*THE EXERCISE*
From the listing below, select every line where the word "JSON" appears.

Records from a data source
* Begin *
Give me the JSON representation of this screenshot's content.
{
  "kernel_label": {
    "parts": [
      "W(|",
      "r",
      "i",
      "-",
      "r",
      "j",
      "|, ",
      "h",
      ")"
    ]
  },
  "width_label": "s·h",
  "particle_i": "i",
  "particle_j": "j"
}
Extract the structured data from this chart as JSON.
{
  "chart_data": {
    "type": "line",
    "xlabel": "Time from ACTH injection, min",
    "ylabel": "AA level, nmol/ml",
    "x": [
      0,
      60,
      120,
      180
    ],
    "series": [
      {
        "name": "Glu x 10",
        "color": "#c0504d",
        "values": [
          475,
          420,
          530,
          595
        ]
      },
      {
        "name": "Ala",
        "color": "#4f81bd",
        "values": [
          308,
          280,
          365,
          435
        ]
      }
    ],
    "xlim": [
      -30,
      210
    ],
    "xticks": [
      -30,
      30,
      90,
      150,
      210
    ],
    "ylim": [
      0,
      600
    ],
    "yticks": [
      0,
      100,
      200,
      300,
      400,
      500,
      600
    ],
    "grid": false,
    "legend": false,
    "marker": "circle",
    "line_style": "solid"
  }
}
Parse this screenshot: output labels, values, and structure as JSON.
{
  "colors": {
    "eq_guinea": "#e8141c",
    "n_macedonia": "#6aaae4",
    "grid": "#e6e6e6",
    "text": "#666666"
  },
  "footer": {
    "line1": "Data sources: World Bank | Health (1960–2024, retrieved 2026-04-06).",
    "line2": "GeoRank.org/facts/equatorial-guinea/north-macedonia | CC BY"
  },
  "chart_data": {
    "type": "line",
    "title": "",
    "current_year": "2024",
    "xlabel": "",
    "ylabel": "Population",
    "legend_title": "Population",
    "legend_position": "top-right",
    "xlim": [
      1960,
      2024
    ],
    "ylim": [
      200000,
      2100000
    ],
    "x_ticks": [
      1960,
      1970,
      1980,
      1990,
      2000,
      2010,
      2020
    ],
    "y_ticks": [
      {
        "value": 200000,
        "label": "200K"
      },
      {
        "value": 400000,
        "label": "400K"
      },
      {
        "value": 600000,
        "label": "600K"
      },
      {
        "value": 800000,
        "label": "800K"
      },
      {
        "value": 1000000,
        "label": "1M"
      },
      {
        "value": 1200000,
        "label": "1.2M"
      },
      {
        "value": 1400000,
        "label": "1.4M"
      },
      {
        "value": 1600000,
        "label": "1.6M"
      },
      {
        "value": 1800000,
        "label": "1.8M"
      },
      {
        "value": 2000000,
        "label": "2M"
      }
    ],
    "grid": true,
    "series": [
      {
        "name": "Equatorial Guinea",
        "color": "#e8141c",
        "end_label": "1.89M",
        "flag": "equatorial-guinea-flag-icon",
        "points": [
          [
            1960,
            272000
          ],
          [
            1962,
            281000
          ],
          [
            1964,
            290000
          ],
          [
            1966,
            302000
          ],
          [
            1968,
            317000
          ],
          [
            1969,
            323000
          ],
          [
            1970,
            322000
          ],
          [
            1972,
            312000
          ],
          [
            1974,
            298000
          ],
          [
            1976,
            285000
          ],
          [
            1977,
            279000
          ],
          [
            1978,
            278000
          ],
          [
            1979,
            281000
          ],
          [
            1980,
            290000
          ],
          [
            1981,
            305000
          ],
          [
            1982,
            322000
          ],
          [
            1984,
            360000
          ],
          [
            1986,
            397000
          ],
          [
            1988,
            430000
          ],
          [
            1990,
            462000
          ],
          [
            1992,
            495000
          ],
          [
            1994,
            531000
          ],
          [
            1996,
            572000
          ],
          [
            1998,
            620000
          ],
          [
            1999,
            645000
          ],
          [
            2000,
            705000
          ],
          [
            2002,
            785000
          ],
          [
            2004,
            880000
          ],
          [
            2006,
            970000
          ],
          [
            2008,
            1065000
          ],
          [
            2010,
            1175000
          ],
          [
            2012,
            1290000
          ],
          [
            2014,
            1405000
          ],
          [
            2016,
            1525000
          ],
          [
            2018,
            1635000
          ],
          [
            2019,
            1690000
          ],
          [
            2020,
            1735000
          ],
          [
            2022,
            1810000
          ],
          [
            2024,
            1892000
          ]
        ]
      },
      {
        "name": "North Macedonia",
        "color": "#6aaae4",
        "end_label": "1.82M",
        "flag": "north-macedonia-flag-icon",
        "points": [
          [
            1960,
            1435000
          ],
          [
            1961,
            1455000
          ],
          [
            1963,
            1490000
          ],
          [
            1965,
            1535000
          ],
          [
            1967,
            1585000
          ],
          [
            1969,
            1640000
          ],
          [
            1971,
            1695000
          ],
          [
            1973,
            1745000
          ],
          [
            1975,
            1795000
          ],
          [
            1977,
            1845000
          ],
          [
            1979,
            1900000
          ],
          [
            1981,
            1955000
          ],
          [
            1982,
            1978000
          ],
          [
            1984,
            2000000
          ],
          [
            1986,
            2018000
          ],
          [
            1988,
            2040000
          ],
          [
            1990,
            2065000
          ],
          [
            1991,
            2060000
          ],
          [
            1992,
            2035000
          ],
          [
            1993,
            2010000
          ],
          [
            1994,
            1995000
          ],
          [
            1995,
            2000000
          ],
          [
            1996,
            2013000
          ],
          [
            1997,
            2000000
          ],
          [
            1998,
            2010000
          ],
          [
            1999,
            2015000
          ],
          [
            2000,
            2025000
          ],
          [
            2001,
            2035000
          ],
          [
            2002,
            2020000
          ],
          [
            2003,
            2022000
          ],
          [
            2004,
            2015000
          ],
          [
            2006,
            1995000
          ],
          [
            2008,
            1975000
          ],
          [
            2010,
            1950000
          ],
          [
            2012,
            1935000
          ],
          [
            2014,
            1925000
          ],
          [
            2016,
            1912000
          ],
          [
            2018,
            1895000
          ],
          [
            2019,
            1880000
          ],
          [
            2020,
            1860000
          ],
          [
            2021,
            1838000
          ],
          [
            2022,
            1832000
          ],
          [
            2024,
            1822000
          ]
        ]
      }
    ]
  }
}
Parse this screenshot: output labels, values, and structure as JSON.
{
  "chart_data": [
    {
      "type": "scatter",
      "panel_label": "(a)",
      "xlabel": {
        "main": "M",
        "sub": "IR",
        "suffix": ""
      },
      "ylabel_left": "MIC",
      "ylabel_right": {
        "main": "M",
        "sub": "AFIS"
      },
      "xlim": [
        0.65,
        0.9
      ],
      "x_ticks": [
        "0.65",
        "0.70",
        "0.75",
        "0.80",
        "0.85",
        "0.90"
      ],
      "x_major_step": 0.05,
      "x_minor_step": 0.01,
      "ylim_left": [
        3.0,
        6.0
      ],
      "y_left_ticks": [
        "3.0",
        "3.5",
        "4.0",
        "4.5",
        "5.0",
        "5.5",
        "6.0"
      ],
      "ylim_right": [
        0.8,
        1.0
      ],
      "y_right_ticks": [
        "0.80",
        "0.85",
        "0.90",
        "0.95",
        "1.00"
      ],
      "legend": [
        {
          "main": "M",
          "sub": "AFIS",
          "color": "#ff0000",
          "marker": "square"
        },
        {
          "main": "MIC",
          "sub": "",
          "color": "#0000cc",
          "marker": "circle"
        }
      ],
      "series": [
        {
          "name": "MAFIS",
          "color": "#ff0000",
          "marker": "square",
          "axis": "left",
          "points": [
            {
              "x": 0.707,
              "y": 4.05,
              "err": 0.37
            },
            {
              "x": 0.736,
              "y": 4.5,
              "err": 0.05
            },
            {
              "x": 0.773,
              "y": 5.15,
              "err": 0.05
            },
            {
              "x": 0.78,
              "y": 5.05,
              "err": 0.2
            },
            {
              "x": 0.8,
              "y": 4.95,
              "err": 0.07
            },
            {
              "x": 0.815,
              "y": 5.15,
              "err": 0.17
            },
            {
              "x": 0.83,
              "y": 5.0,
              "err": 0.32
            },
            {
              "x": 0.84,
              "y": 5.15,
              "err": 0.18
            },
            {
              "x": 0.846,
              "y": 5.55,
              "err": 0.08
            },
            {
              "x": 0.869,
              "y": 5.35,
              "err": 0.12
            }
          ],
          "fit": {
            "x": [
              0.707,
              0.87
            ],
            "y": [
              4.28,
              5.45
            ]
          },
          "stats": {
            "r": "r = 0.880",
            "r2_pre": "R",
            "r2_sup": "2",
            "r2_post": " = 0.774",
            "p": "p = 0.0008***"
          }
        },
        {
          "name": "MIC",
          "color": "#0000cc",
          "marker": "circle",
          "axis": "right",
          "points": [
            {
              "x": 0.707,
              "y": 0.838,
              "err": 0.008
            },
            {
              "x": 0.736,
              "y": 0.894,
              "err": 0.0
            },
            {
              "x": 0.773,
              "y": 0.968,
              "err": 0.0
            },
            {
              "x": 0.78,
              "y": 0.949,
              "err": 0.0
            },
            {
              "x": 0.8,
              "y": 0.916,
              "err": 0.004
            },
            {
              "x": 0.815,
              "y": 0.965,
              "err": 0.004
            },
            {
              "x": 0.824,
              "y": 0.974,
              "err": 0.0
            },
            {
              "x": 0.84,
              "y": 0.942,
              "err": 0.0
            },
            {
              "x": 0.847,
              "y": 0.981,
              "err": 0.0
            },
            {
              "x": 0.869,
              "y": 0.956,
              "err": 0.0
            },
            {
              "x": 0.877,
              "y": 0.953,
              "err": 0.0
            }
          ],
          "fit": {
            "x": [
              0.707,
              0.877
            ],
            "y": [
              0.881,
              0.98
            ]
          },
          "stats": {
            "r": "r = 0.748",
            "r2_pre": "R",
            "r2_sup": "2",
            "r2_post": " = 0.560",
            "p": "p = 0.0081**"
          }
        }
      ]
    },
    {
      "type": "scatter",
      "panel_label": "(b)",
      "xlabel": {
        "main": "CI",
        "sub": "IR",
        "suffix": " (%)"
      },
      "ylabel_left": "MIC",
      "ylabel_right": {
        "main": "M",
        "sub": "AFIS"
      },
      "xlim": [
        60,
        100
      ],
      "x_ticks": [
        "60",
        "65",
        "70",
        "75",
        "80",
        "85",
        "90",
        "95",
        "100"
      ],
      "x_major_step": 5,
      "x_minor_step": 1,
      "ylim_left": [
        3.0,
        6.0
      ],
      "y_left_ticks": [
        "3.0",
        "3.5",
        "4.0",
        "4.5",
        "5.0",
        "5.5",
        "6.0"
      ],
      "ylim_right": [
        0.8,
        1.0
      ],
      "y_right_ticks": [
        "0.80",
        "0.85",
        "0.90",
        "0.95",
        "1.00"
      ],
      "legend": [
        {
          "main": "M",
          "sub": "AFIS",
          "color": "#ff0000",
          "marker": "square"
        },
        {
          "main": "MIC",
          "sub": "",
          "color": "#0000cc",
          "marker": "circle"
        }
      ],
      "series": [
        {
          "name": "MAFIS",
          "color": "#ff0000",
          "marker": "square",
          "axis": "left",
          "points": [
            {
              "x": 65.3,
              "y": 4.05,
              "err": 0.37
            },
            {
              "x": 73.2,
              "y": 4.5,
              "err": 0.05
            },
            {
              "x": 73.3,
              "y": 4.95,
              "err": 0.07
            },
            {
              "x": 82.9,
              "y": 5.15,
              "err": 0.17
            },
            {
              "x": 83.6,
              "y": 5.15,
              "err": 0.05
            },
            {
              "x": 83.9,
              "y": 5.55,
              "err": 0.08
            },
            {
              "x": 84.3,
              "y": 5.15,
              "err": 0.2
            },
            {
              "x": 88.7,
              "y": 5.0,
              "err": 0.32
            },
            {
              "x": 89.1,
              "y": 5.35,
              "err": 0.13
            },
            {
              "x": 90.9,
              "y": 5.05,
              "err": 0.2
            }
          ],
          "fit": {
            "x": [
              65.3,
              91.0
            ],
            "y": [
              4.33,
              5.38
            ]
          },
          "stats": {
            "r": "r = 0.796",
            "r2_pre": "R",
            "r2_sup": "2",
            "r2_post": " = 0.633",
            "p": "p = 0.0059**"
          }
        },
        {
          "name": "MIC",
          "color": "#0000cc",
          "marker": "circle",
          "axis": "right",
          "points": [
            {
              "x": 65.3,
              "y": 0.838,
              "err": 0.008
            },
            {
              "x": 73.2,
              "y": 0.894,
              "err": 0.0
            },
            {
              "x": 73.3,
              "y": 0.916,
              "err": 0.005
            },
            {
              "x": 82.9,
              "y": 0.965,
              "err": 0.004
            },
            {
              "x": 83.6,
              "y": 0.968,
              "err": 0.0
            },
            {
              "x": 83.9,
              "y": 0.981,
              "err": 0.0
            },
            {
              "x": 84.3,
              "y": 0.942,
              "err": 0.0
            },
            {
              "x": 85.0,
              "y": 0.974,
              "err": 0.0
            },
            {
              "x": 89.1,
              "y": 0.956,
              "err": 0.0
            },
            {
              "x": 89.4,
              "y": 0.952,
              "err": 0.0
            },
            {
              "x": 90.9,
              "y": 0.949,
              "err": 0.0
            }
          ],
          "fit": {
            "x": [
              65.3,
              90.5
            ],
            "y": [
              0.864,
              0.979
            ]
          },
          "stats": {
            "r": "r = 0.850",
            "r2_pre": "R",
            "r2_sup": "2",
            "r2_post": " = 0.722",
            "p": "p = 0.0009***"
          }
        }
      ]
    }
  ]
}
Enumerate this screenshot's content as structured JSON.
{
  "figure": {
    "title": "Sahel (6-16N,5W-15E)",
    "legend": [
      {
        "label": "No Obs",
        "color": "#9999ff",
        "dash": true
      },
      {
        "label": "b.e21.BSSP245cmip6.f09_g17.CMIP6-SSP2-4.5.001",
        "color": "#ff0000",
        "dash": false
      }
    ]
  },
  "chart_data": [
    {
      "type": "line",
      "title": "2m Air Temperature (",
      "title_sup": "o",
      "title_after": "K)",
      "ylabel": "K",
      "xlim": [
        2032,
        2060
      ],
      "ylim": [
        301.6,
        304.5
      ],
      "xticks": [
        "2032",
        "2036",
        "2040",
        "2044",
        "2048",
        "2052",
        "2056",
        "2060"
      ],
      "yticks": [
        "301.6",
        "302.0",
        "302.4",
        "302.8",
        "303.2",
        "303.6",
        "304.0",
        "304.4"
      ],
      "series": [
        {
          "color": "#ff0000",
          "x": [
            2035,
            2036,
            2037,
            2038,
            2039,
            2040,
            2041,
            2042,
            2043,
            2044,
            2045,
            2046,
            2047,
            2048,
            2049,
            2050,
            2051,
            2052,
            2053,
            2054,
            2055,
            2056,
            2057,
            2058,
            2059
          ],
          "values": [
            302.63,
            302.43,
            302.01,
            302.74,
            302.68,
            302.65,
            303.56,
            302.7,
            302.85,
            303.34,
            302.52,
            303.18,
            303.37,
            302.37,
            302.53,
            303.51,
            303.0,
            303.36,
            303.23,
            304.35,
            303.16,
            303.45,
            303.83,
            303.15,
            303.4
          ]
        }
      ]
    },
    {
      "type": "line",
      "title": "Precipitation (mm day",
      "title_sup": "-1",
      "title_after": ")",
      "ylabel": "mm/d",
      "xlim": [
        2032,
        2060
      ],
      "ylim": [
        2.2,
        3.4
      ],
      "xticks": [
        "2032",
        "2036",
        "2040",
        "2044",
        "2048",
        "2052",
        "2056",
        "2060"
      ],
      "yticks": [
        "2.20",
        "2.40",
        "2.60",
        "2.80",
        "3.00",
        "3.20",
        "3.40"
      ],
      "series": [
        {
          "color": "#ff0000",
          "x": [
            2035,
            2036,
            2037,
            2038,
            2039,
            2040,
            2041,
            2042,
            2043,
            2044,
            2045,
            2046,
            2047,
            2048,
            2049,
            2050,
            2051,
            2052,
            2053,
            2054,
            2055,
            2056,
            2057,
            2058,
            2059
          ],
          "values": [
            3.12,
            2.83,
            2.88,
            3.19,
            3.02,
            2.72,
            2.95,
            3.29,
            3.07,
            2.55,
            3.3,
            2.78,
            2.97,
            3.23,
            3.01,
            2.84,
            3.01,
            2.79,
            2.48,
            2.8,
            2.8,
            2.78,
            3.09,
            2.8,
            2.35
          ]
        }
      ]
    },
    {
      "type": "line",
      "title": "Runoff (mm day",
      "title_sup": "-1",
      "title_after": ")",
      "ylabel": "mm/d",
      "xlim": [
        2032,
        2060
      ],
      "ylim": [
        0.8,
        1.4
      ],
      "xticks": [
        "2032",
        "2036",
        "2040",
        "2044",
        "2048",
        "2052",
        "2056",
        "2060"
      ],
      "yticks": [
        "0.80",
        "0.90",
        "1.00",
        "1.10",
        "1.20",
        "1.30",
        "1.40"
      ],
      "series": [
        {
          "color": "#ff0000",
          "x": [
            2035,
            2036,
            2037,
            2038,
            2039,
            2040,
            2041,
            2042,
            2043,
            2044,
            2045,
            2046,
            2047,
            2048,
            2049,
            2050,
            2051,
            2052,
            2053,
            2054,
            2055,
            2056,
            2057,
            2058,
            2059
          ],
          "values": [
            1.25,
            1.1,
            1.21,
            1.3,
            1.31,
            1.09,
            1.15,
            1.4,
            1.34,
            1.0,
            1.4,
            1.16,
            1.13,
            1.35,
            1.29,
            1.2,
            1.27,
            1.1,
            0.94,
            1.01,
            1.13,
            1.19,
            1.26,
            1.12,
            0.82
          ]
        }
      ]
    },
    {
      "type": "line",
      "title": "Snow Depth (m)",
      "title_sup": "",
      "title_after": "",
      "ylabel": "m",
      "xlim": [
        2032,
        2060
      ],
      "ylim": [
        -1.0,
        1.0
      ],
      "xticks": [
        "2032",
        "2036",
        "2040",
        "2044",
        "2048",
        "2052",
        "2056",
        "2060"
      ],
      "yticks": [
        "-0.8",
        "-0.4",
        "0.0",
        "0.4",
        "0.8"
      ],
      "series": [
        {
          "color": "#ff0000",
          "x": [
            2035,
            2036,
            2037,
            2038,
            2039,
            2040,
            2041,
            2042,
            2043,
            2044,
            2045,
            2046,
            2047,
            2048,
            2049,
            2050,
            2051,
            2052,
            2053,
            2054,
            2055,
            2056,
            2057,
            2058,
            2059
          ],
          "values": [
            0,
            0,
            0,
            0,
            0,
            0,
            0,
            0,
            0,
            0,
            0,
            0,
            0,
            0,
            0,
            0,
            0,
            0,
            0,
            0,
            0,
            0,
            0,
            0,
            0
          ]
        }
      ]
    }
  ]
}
* End *
*FULL OUTPUT*
Give me the JSON representation of this screenshot's content.
Extract the structured data from this chart as JSON.
Parse this screenshot: output labels, values, and structure as JSON.
Parse this screenshot: output labels, values, and structure as JSON.
Enumerate this screenshot's content as structured JSON.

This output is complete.